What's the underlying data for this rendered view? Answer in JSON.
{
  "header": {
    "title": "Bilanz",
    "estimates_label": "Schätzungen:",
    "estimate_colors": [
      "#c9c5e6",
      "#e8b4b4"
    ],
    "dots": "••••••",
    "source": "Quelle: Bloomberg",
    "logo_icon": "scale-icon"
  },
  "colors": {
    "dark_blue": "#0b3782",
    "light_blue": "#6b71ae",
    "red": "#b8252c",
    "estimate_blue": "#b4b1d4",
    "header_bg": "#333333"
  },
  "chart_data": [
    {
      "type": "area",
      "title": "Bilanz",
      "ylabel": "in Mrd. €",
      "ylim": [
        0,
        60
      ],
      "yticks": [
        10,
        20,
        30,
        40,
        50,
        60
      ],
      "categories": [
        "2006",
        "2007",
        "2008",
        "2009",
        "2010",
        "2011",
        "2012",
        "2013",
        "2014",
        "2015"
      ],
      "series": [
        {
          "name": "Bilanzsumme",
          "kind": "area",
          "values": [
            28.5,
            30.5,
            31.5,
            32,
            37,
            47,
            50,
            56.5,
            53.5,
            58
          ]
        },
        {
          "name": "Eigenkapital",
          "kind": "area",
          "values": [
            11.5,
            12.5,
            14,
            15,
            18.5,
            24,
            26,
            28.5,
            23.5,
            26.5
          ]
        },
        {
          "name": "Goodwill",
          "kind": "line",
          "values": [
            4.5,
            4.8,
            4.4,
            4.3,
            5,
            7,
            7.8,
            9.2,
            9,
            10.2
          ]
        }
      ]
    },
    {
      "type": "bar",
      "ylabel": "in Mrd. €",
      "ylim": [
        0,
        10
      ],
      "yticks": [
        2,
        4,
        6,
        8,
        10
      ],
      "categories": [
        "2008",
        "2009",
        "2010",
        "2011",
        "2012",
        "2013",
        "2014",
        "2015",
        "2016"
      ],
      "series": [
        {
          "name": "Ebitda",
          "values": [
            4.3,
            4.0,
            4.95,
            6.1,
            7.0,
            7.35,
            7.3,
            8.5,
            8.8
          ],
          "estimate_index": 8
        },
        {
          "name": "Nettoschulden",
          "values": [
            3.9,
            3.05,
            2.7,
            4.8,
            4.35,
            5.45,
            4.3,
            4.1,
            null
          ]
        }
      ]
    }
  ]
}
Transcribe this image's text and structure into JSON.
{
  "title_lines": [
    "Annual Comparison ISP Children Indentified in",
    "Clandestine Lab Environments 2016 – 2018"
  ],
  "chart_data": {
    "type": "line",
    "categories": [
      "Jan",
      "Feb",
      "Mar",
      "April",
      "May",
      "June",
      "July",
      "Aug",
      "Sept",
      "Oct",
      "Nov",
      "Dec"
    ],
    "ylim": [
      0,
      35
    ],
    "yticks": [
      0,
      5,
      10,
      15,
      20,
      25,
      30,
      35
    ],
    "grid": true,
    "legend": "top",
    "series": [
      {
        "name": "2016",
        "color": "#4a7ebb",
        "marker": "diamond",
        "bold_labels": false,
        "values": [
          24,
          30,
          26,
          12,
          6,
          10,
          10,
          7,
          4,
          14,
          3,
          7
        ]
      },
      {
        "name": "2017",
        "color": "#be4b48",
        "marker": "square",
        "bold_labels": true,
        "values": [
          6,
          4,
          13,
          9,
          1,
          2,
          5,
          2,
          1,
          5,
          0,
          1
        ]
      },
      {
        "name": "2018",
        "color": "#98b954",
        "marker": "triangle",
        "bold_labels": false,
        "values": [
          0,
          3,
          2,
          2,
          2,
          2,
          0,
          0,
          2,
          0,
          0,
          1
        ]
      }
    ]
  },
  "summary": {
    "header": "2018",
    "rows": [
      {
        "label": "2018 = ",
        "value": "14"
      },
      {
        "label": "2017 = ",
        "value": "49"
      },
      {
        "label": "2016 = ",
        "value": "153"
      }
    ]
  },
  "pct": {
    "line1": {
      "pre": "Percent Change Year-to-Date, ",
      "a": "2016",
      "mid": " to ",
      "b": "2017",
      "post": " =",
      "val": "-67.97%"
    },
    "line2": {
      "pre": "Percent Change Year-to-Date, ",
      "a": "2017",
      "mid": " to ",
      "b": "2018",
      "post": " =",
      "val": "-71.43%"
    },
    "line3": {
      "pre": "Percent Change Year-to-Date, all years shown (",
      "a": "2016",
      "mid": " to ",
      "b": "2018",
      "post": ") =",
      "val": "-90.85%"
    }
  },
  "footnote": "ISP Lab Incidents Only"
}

---

TASK STATEMENT: Return every line exactly.

TASK ANSWER:
What's the underlying data for this rendered view? Answer in JSON.
{
  "header": {
    "title": "Bilanz",
    "estimates_label": "Schätzungen:",
    "estimate_colors": [
      "#c9c5e6",
      "#e8b4b4"
    ],
    "dots": "••••••",
    "source": "Quelle: Bloomberg",
    "logo_icon": "scale-icon"
  },
  "colors": {
    "dark_blue": "#0b3782",
    "light_blue": "#6b71ae",
    "red": "#b8252c",
    "estimate_blue": "#b4b1d4",
    "header_bg": "#333333"
  },
  "chart_data": [
    {
      "type": "area",
      "title": "Bilanz",
      "ylabel": "in Mrd. €",
      "ylim": [
        0,
        60
      ],
      "yticks": [
        10,
        20,
        30,
        40,
        50,
        60
      ],
      "categories": [
        "2006",
        "2007",
        "2008",
        "2009",
        "2010",
        "2011",
        "2012",
        "2013",
        "2014",
        "2015"
      ],
      "series": [
        {
          "name": "Bilanzsumme",
          "kind": "area",
          "values": [
            28.5,
            30.5,
            31.5,
            32,
            37,
            47,
            50,
            56.5,
            53.5,
            58
          ]
        },
        {
          "name": "Eigenkapital",
          "kind": "area",
          "values": [
            11.5,
            12.5,
            14,
            15,
            18.5,
            24,
            26,
            28.5,
            23.5,
            26.5
          ]
        },
        {
          "name": "Goodwill",
          "kind": "line",
          "values": [
            4.5,
            4.8,
            4.4,
            4.3,
            5,
            7,
            7.8,
            9.2,
            9,
            10.2
          ]
        }
      ]
    },
    {
      "type": "bar",
      "ylabel": "in Mrd. €",
      "ylim": [
        0,
        10
      ],
      "yticks": [
        2,
        4,
        6,
        8,
        10
      ],
      "categories": [
        "2008",
        "2009",
        "2010",
        "2011",
        "2012",
        "2013",
        "2014",
        "2015",
        "2016"
      ],
      "series": [
        {
          "name": "Ebitda",
          "values": [
            4.3,
            4.0,
            4.95,
            6.1,
            7.0,
            7.35,
            7.3,
            8.5,
            8.8
          ],
          "estimate_index": 8
        },
        {
          "name": "Nettoschulden",
          "values": [
            3.9,
            3.05,
            2.7,
            4.8,
            4.35,
            5.45,
            4.3,
            4.1,
            null
          ]
        }
      ]
    }
  ]
}
Transcribe this image's text and structure into JSON.
{
  "title_lines": [
    "Annual Comparison ISP Children Indentified in",
    "Clandestine Lab Environments 2016 – 2018"
  ],
  "chart_data": {
    "type": "line",
    "categories": [
      "Jan",
      "Feb",
      "Mar",
      "April",
      "May",
      "June",
      "July",
      "Aug",
      "Sept",
      "Oct",
      "Nov",
      "Dec"
    ],
    "ylim": [
      0,
      35
    ],
    "yticks": [
      0,
      5,
      10,
      15,
      20,
      25,
      30,
      35
    ],
    "grid": true,
    "legend": "top",
    "series": [
      {
        "name": "2016",
        "color": "#4a7ebb",
        "marker": "diamond",
        "bold_labels": false,
        "values": [
          24,
          30,
          26,
          12,
          6,
          10,
          10,
          7,
          4,
          14,
          3,
          7
        ]
      },
      {
        "name": "2017",
        "color": "#be4b48",
        "marker": "square",
        "bold_labels": true,
        "values": [
          6,
          4,
          13,
          9,
          1,
          2,
          5,
          2,
          1,
          5,
          0,
          1
        ]
      },
      {
        "name": "2018",
        "color": "#98b954",
        "marker": "triangle",
        "bold_labels": false,
        "values": [
          0,
          3,
          2,
          2,
          2,
          2,
          0,
          0,
          2,
          0,
          0,
          1
        ]
      }
    ]
  },
  "summary": {
    "header": "2018",
    "rows": [
      {
        "label": "2018 = ",
        "value": "14"
      },
      {
        "label": "2017 = ",
        "value": "49"
      },
      {
        "label": "2016 = ",
        "value": "153"
      }
    ]
  },
  "pct": {
    "line1": {
      "pre": "Percent Change Year-to-Date, ",
      "a": "2016",
      "mid": " to ",
      "b": "2017",
      "post": " =",
      "val": "-67.97%"
    },
    "line2": {
      "pre": "Percent Change Year-to-Date, ",
      "a": "2017",
      "mid": " to ",
      "b": "2018",
      "post": " =",
      "val": "-71.43%"
    },
    "line3": {
      "pre": "Percent Change Year-to-Date, all years shown (",
      "a": "2016",
      "mid": " to ",
      "b": "2018",
      "post": ") =",
      "val": "-90.85%"
    }
  },
  "footnote": "ISP Lab Incidents Only"
}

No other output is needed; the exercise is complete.